- [Problem details]
How many lines of the entries below include the word "peregruzok"? Answer with the number alone.

(Dataset rows about figures)
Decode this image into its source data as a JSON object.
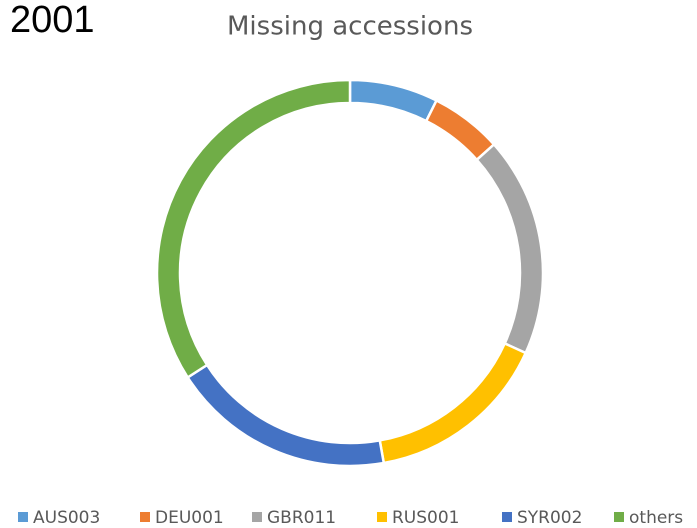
{
  "chart_data": {
    "type": "donut",
    "annotation": "2001",
    "title": "Missing accessions",
    "categories": [
      "AUS003",
      "DEU001",
      "GBR011",
      "RUS001",
      "SYR002",
      "others"
    ],
    "values": [
      7.4,
      6,
      18.4,
      15.4,
      18.7,
      34.1
    ],
    "colors": [
      "#5b9bd5",
      "#ed7d31",
      "#a5a5a5",
      "#ffc000",
      "#4472c4",
      "#70ad47"
    ],
    "legend": "bottom"
  }
}
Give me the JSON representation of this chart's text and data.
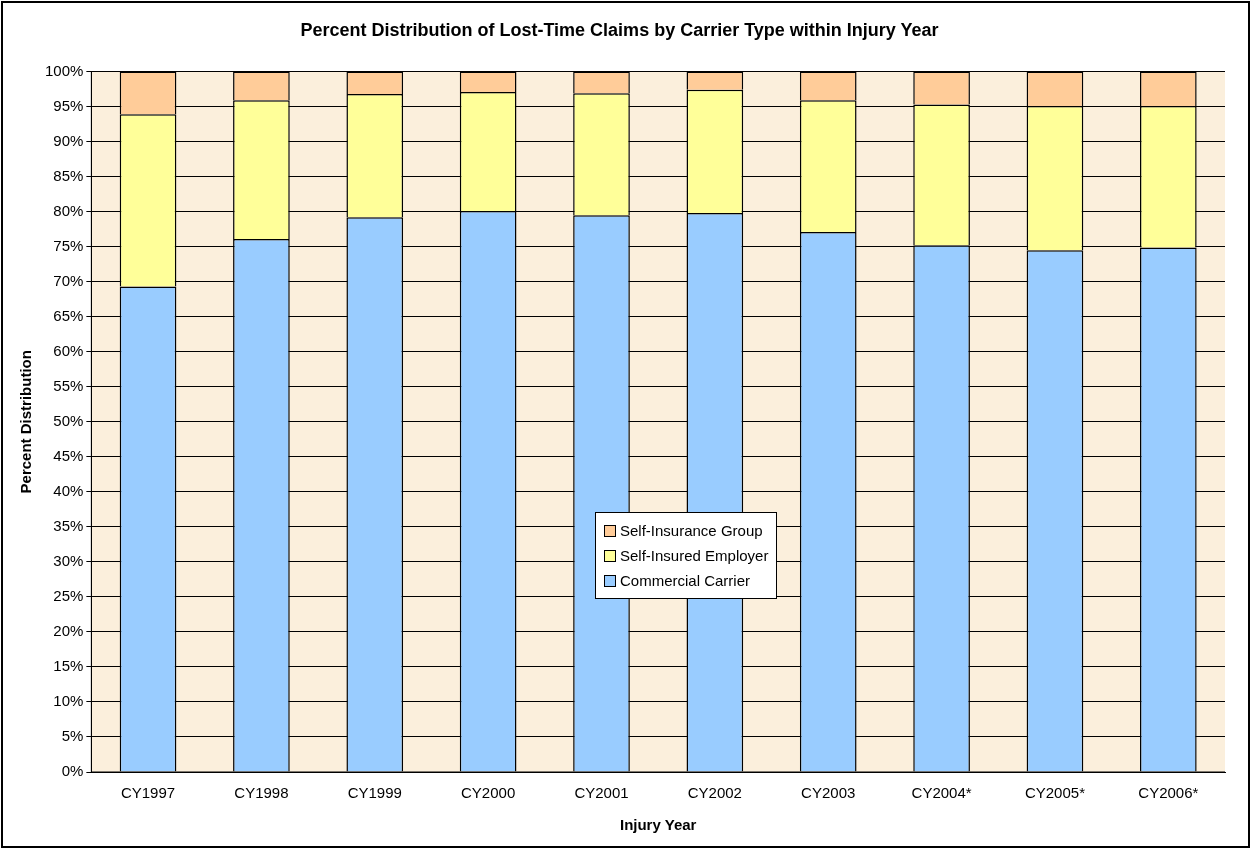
{
  "chart_data": {
    "type": "bar",
    "title": "Percent Distribution of Lost-Time Claims by Carrier Type within Injury Year",
    "xlabel": "Injury Year",
    "ylabel": "Percent Distribution",
    "categories": [
      "CY1997",
      "CY1998",
      "CY1999",
      "CY2000",
      "CY2001",
      "CY2002",
      "CY2003",
      "CY2004*",
      "CY2005*",
      "CY2006*"
    ],
    "stacked": true,
    "grid": "y",
    "legend": "center",
    "ylim": [
      0,
      100
    ],
    "yticks": [
      {
        "value": 0,
        "label": "0%"
      },
      {
        "value": 5,
        "label": "5%"
      },
      {
        "value": 10,
        "label": "10%"
      },
      {
        "value": 15,
        "label": "15%"
      },
      {
        "value": 20,
        "label": "20%"
      },
      {
        "value": 25,
        "label": "25%"
      },
      {
        "value": 30,
        "label": "30%"
      },
      {
        "value": 35,
        "label": "35%"
      },
      {
        "value": 40,
        "label": "40%"
      },
      {
        "value": 45,
        "label": "45%"
      },
      {
        "value": 50,
        "label": "50%"
      },
      {
        "value": 55,
        "label": "55%"
      },
      {
        "value": 60,
        "label": "60%"
      },
      {
        "value": 65,
        "label": "65%"
      },
      {
        "value": 70,
        "label": "70%"
      },
      {
        "value": 75,
        "label": "75%"
      },
      {
        "value": 80,
        "label": "80%"
      },
      {
        "value": 85,
        "label": "85%"
      },
      {
        "value": 90,
        "label": "90%"
      },
      {
        "value": 95,
        "label": "95%"
      },
      {
        "value": 100,
        "label": "100%"
      }
    ],
    "series": [
      {
        "name": "Commercial Carrier",
        "color": "#99ccff",
        "values": [
          69.3,
          76.1,
          79.2,
          80.1,
          79.5,
          79.8,
          77.1,
          75.2,
          74.5,
          74.9
        ]
      },
      {
        "name": "Self-Insured Employer",
        "color": "#ffff99",
        "values": [
          24.6,
          19.8,
          17.6,
          17.0,
          17.4,
          17.6,
          18.8,
          20.1,
          20.6,
          20.2
        ]
      },
      {
        "name": "Self-Insurance Group",
        "color": "#ffcc99",
        "values": [
          6.1,
          4.1,
          3.2,
          2.9,
          3.1,
          2.6,
          4.1,
          4.7,
          4.9,
          4.9
        ]
      }
    ]
  }
}
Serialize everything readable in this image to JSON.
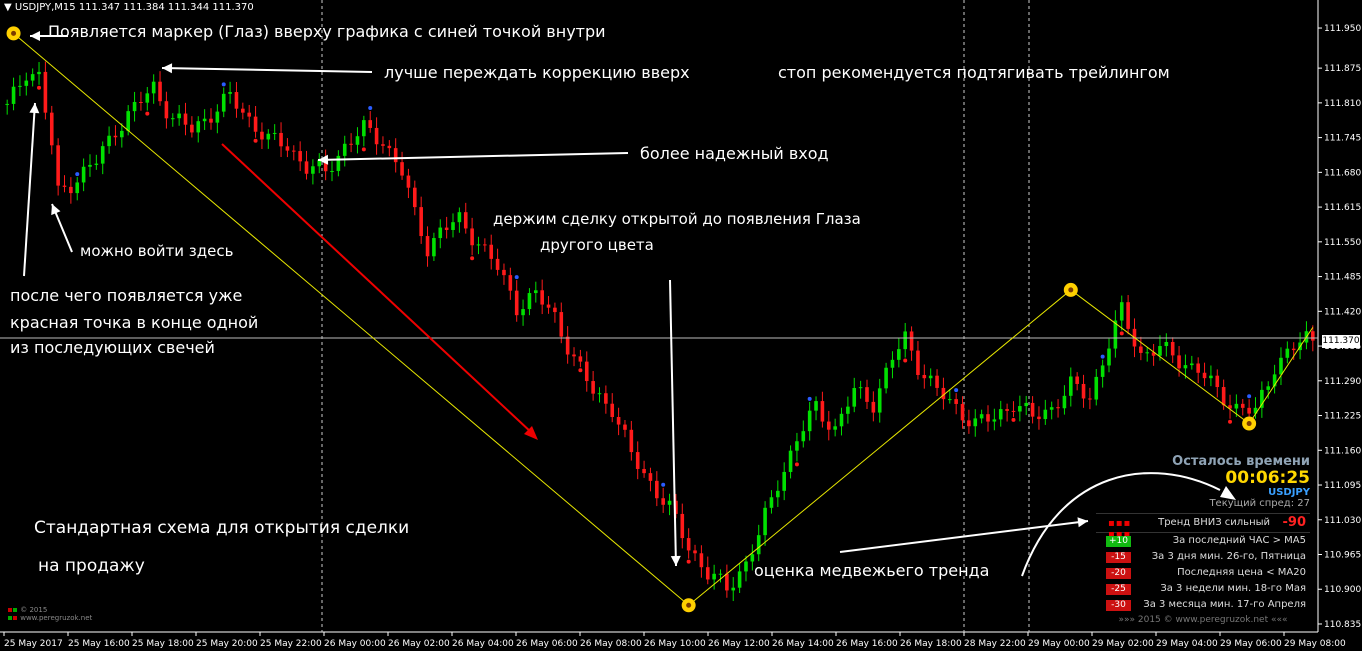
{
  "header": {
    "symbol_line": "USDJPY,M15  111.347 111.384 111.344 111.370"
  },
  "annotations": {
    "marker_top": "Появляется маркер (Глаз) вверху графика с синей точкой внутри",
    "wait_correction": "лучше переждать коррекцию вверх",
    "stop_trailing": "стоп рекомендуется подтягивать трейлингом",
    "reliable_entry": "более надежный вход",
    "hold_line1": "держим сделку открытой до появления Глаза",
    "hold_line2": "другого цвета",
    "enter_here": "можно войти здесь",
    "after_line1": "после чего появляется уже",
    "after_line2": "красная точка в конце одной",
    "after_line3": "из последующих свечей",
    "standard_line1": "Стандартная схема для открытия сделки",
    "standard_line2": "на продажу",
    "bear_estimate": "оценка медвежьего тренда"
  },
  "panel": {
    "remaining_label": "Осталось времени",
    "timer": "00:06:25",
    "symbol": "USDJPY",
    "spread": "Текущий спред: 27",
    "trend_label": "Тренд ВНИЗ сильный",
    "trend_value": "-90",
    "rows": [
      {
        "badge": "+10",
        "color": "#11bb11",
        "text": "За последний ЧАС > MA5"
      },
      {
        "badge": "-15",
        "color": "#cc1111",
        "text": "За 3 дня мин. 26-го, Пятница"
      },
      {
        "badge": "-20",
        "color": "#cc1111",
        "text": "Последняя цена < MA20"
      },
      {
        "badge": "-25",
        "color": "#cc1111",
        "text": "За 3 недели мин. 18-го Мая"
      },
      {
        "badge": "-30",
        "color": "#cc1111",
        "text": "За 3 месяца мин. 17-го Апреля"
      }
    ],
    "footer": "»»»   2015  ©  www.peregruzok.net   «««"
  },
  "logo": {
    "line1": "© 2015",
    "line2": "www.peregruzok.net"
  },
  "chart_data": {
    "type": "candlestick",
    "symbol": "USDJPY",
    "timeframe": "M15",
    "last_price": "111.370",
    "y_ticks": [
      "111.950",
      "111.875",
      "111.810",
      "111.745",
      "111.680",
      "111.615",
      "111.550",
      "111.485",
      "111.420",
      "111.355",
      "111.290",
      "111.225",
      "111.160",
      "111.095",
      "111.030",
      "110.965",
      "110.900",
      "110.835"
    ],
    "x_ticks": [
      "25 May 2017",
      "25 May 16:00",
      "25 May 18:00",
      "25 May 20:00",
      "25 May 22:00",
      "26 May 00:00",
      "26 May 02:00",
      "26 May 04:00",
      "26 May 06:00",
      "26 May 08:00",
      "26 May 10:00",
      "26 May 12:00",
      "26 May 14:00",
      "26 May 16:00",
      "26 May 18:00",
      "28 May 22:00",
      "29 May 00:00",
      "29 May 02:00",
      "29 May 04:00",
      "29 May 06:00",
      "29 May 08:00"
    ],
    "ylim": [
      110.82,
      111.98
    ],
    "close_anchors": [
      [
        0,
        111.8
      ],
      [
        3,
        111.87
      ],
      [
        5,
        111.86
      ],
      [
        7,
        111.73
      ],
      [
        8,
        111.64
      ],
      [
        10,
        111.66
      ],
      [
        14,
        111.7
      ],
      [
        17,
        111.76
      ],
      [
        20,
        111.8
      ],
      [
        23,
        111.84
      ],
      [
        26,
        111.78
      ],
      [
        29,
        111.76
      ],
      [
        32,
        111.79
      ],
      [
        35,
        111.82
      ],
      [
        38,
        111.78
      ],
      [
        41,
        111.74
      ],
      [
        44,
        111.73
      ],
      [
        47,
        111.69
      ],
      [
        50,
        111.68
      ],
      [
        53,
        111.73
      ],
      [
        56,
        111.76
      ],
      [
        59,
        111.74
      ],
      [
        62,
        111.68
      ],
      [
        64,
        111.6
      ],
      [
        66,
        111.54
      ],
      [
        68,
        111.57
      ],
      [
        71,
        111.59
      ],
      [
        74,
        111.55
      ],
      [
        77,
        111.5
      ],
      [
        80,
        111.43
      ],
      [
        83,
        111.45
      ],
      [
        86,
        111.41
      ],
      [
        89,
        111.33
      ],
      [
        92,
        111.27
      ],
      [
        95,
        111.24
      ],
      [
        98,
        111.15
      ],
      [
        101,
        111.1
      ],
      [
        104,
        111.05
      ],
      [
        107,
        110.98
      ],
      [
        110,
        110.93
      ],
      [
        113,
        110.9
      ],
      [
        116,
        110.95
      ],
      [
        118,
        111.0
      ],
      [
        121,
        111.1
      ],
      [
        124,
        111.18
      ],
      [
        127,
        111.24
      ],
      [
        130,
        111.2
      ],
      [
        133,
        111.27
      ],
      [
        136,
        111.25
      ],
      [
        139,
        111.33
      ],
      [
        141,
        111.37
      ],
      [
        143,
        111.32
      ],
      [
        146,
        111.27
      ],
      [
        149,
        111.24
      ],
      [
        152,
        111.21
      ],
      [
        155,
        111.22
      ],
      [
        158,
        111.25
      ],
      [
        161,
        111.22
      ],
      [
        164,
        111.24
      ],
      [
        167,
        111.28
      ],
      [
        170,
        111.26
      ],
      [
        173,
        111.36
      ],
      [
        175,
        111.42
      ],
      [
        178,
        111.34
      ],
      [
        181,
        111.35
      ],
      [
        184,
        111.33
      ],
      [
        187,
        111.31
      ],
      [
        190,
        111.27
      ],
      [
        193,
        111.24
      ],
      [
        196,
        111.23
      ],
      [
        199,
        111.32
      ],
      [
        202,
        111.35
      ],
      [
        204,
        111.37
      ]
    ],
    "eye_markers": [
      {
        "index": 1,
        "price": 111.94,
        "color": "yellow"
      },
      {
        "index": 107,
        "price": 110.87,
        "color": "yellow"
      },
      {
        "index": 167,
        "price": 111.46,
        "color": "yellow"
      },
      {
        "index": 195,
        "price": 111.21,
        "color": "yellow"
      }
    ]
  }
}
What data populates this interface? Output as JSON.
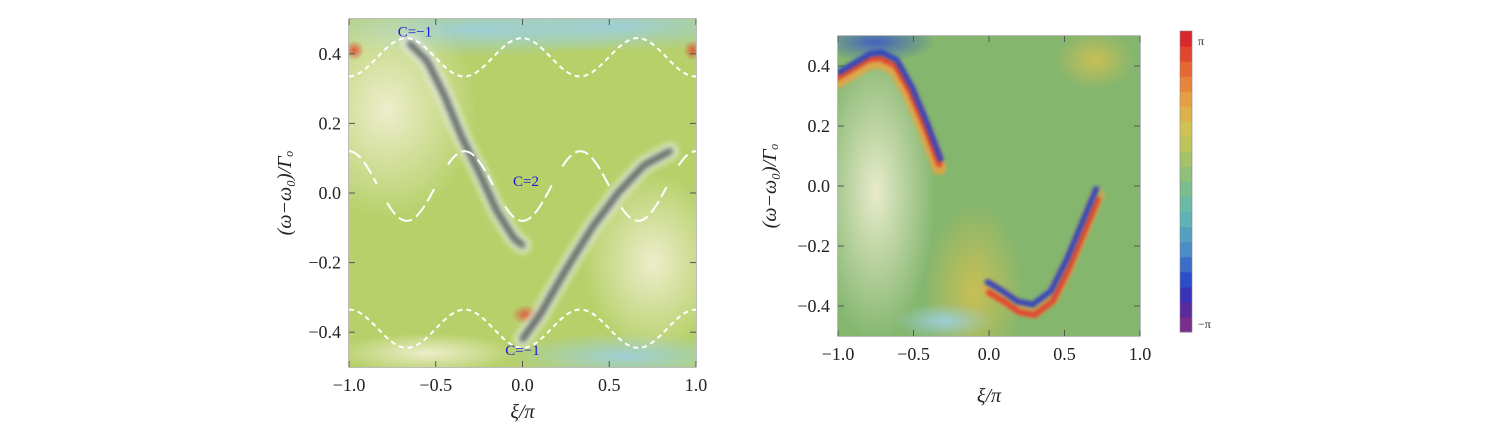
{
  "chart_data": [
    {
      "type": "heatmap",
      "xlabel": "ξ/π",
      "ylabel": "(ω−ω₀)/Γₒ",
      "xlim": [
        -1.0,
        1.0
      ],
      "ylim": [
        -0.5,
        0.5
      ],
      "x_ticks": [
        "−1.0",
        "−0.5",
        "0.0",
        "0.5",
        "1.0"
      ],
      "x_tick_values": [
        -1.0,
        -0.5,
        0.0,
        0.5,
        1.0
      ],
      "y_ticks": [
        "0.4",
        "0.2",
        "0.0",
        "−0.2",
        "−0.4"
      ],
      "y_tick_values": [
        0.4,
        0.2,
        0.0,
        -0.2,
        -0.4
      ],
      "background_color": "#b7d06a",
      "dashed_band_color": "#ffffff",
      "annotations": [
        {
          "text": "C=−1",
          "x": -0.62,
          "y": 0.45
        },
        {
          "text": "C=2",
          "x": 0.02,
          "y": 0.02
        },
        {
          "text": "C=−1",
          "x": 0.0,
          "y": -0.465
        }
      ],
      "bands": {
        "upper_center": 0.39,
        "upper_amplitude": 0.055,
        "middle_center": 0.02,
        "middle_amplitude": 0.1,
        "lower_center": -0.39,
        "lower_amplitude": 0.055
      }
    },
    {
      "type": "heatmap",
      "xlabel": "ξ/π",
      "ylabel": "(ω−ω₀)/Γₒ",
      "xlim": [
        -1.0,
        1.0
      ],
      "ylim": [
        -0.5,
        0.5
      ],
      "x_ticks": [
        "−1.0",
        "−0.5",
        "0.0",
        "0.5",
        "1.0"
      ],
      "x_tick_values": [
        -1.0,
        -0.5,
        0.0,
        0.5,
        1.0
      ],
      "y_ticks": [
        "0.4",
        "0.2",
        "0.0",
        "−0.2",
        "−0.4"
      ],
      "y_tick_values": [
        0.4,
        0.2,
        0.0,
        -0.2,
        -0.4
      ],
      "background_color": "#84b66e",
      "colorbar": {
        "min_label": "−π",
        "max_label": "π",
        "range": [
          -3.1416,
          3.1416
        ],
        "colors": [
          "#7b2d8e",
          "#5b2a9c",
          "#3a33b8",
          "#2d4cc8",
          "#3c6ec9",
          "#4a8cc6",
          "#55a0c0",
          "#5fb2b6",
          "#6abaa6",
          "#7bbd8e",
          "#8fbf78",
          "#a6c266",
          "#bcc45a",
          "#cfc152",
          "#dcb34a",
          "#e39f42",
          "#e6853a",
          "#e66634",
          "#e2472e",
          "#d8282b"
        ]
      }
    }
  ]
}
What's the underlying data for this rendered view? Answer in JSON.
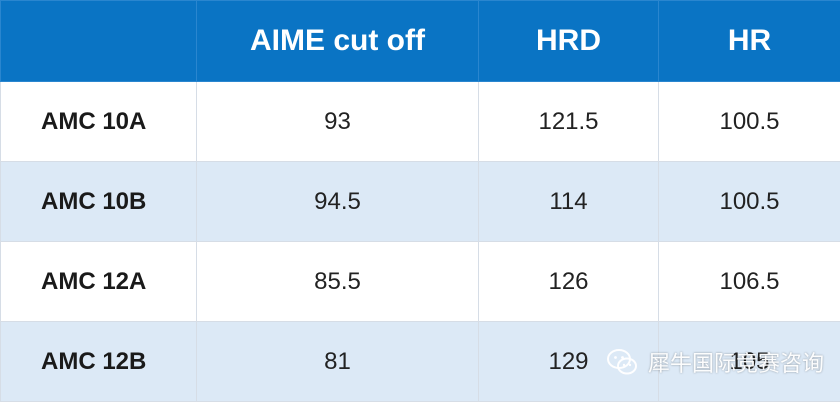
{
  "table": {
    "headers": [
      "",
      "AIME cut off",
      "HRD",
      "HR"
    ],
    "rows": [
      {
        "label": "AMC 10A",
        "aime": "93",
        "hrd": "121.5",
        "hr": "100.5"
      },
      {
        "label": "AMC 10B",
        "aime": "94.5",
        "hrd": "114",
        "hr": "100.5"
      },
      {
        "label": "AMC 12A",
        "aime": "85.5",
        "hrd": "126",
        "hr": "106.5"
      },
      {
        "label": "AMC 12B",
        "aime": "81",
        "hrd": "129",
        "hr": "105"
      }
    ]
  },
  "watermark": {
    "text": "犀牛国际竞赛咨询",
    "icon": "wechat-icon"
  },
  "colors": {
    "header_bg": "#0a74c4",
    "alt_row_bg": "#dce9f6",
    "row_bg": "#ffffff"
  }
}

- [Result for this task]
2